━━ DATA RECORDS ━━
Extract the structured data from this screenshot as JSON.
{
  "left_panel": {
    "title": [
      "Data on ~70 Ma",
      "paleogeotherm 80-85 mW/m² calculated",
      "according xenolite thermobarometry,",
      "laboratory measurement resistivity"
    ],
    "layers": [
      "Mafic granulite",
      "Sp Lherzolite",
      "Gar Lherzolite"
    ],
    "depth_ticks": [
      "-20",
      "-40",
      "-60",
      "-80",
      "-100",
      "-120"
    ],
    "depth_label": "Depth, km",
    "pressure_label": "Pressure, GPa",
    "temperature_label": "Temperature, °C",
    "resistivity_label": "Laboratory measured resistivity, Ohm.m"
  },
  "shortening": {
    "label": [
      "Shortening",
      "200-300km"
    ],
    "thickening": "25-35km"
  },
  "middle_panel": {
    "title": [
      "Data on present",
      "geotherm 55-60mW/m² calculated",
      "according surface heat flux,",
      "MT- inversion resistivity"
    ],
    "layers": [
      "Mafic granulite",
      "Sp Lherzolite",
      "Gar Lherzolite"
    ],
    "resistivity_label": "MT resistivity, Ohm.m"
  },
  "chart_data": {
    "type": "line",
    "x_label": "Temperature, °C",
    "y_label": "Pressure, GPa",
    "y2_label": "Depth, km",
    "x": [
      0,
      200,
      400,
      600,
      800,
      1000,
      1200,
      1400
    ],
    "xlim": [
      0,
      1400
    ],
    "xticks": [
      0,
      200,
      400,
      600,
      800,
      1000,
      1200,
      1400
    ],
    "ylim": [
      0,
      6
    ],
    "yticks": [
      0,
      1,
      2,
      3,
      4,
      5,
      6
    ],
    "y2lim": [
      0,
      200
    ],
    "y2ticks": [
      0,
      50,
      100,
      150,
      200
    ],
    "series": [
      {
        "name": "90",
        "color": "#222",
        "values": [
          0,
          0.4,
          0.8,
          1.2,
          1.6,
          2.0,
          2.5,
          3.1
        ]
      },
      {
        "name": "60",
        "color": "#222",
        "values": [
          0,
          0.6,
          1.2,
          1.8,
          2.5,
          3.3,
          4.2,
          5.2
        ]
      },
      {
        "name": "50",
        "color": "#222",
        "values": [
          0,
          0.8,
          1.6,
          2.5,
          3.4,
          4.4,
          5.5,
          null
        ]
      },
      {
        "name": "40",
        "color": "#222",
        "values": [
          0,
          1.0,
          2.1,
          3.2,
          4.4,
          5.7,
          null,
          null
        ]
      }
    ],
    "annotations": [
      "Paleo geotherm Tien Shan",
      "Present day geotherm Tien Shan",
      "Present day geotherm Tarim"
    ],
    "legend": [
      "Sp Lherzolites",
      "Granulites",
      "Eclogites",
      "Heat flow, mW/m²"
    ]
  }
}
━━━
* **TASK DESCRIPTION**: Faithfully transcribe the whole of the data.

* **OUTPUT OF THE TASK**:
Extract the structured data from this screenshot as JSON.
{
  "left_panel": {
    "title": [
      "Data on ~70 Ma",
      "paleogeotherm 80-85 mW/m² calculated",
      "according xenolite thermobarometry,",
      "laboratory measurement resistivity"
    ],
    "layers": [
      "Mafic granulite",
      "Sp Lherzolite",
      "Gar Lherzolite"
    ],
    "depth_ticks": [
      "-20",
      "-40",
      "-60",
      "-80",
      "-100",
      "-120"
    ],
    "depth_label": "Depth, km",
    "pressure_label": "Pressure, GPa",
    "temperature_label": "Temperature, °C",
    "resistivity_label": "Laboratory measured resistivity, Ohm.m"
  },
  "shortening": {
    "label": [
      "Shortening",
      "200-300km"
    ],
    "thickening": "25-35km"
  },
  "middle_panel": {
    "title": [
      "Data on present",
      "geotherm 55-60mW/m² calculated",
      "according surface heat flux,",
      "MT- inversion resistivity"
    ],
    "layers": [
      "Mafic granulite",
      "Sp Lherzolite",
      "Gar Lherzolite"
    ],
    "resistivity_label": "MT resistivity, Ohm.m"
  },
  "chart_data": {
    "type": "line",
    "x_label": "Temperature, °C",
    "y_label": "Pressure, GPa",
    "y2_label": "Depth, km",
    "x": [
      0,
      200,
      400,
      600,
      800,
      1000,
      1200,
      1400
    ],
    "xlim": [
      0,
      1400
    ],
    "xticks": [
      0,
      200,
      400,
      600,
      800,
      1000,
      1200,
      1400
    ],
    "ylim": [
      0,
      6
    ],
    "yticks": [
      0,
      1,
      2,
      3,
      4,
      5,
      6
    ],
    "y2lim": [
      0,
      200
    ],
    "y2ticks": [
      0,
      50,
      100,
      150,
      200
    ],
    "series": [
      {
        "name": "90",
        "color": "#222",
        "values": [
          0,
          0.4,
          0.8,
          1.2,
          1.6,
          2.0,
          2.5,
          3.1
        ]
      },
      {
        "name": "60",
        "color": "#222",
        "values": [
          0,
          0.6,
          1.2,
          1.8,
          2.5,
          3.3,
          4.2,
          5.2
        ]
      },
      {
        "name": "50",
        "color": "#222",
        "values": [
          0,
          0.8,
          1.6,
          2.5,
          3.4,
          4.4,
          5.5,
          null
        ]
      },
      {
        "name": "40",
        "color": "#222",
        "values": [
          0,
          1.0,
          2.1,
          3.2,
          4.4,
          5.7,
          null,
          null
        ]
      }
    ],
    "annotations": [
      "Paleo geotherm Tien Shan",
      "Present day geotherm Tien Shan",
      "Present day geotherm Tarim"
    ],
    "legend": [
      "Sp Lherzolites",
      "Granulites",
      "Eclogites",
      "Heat flow, mW/m²"
    ]
  }
}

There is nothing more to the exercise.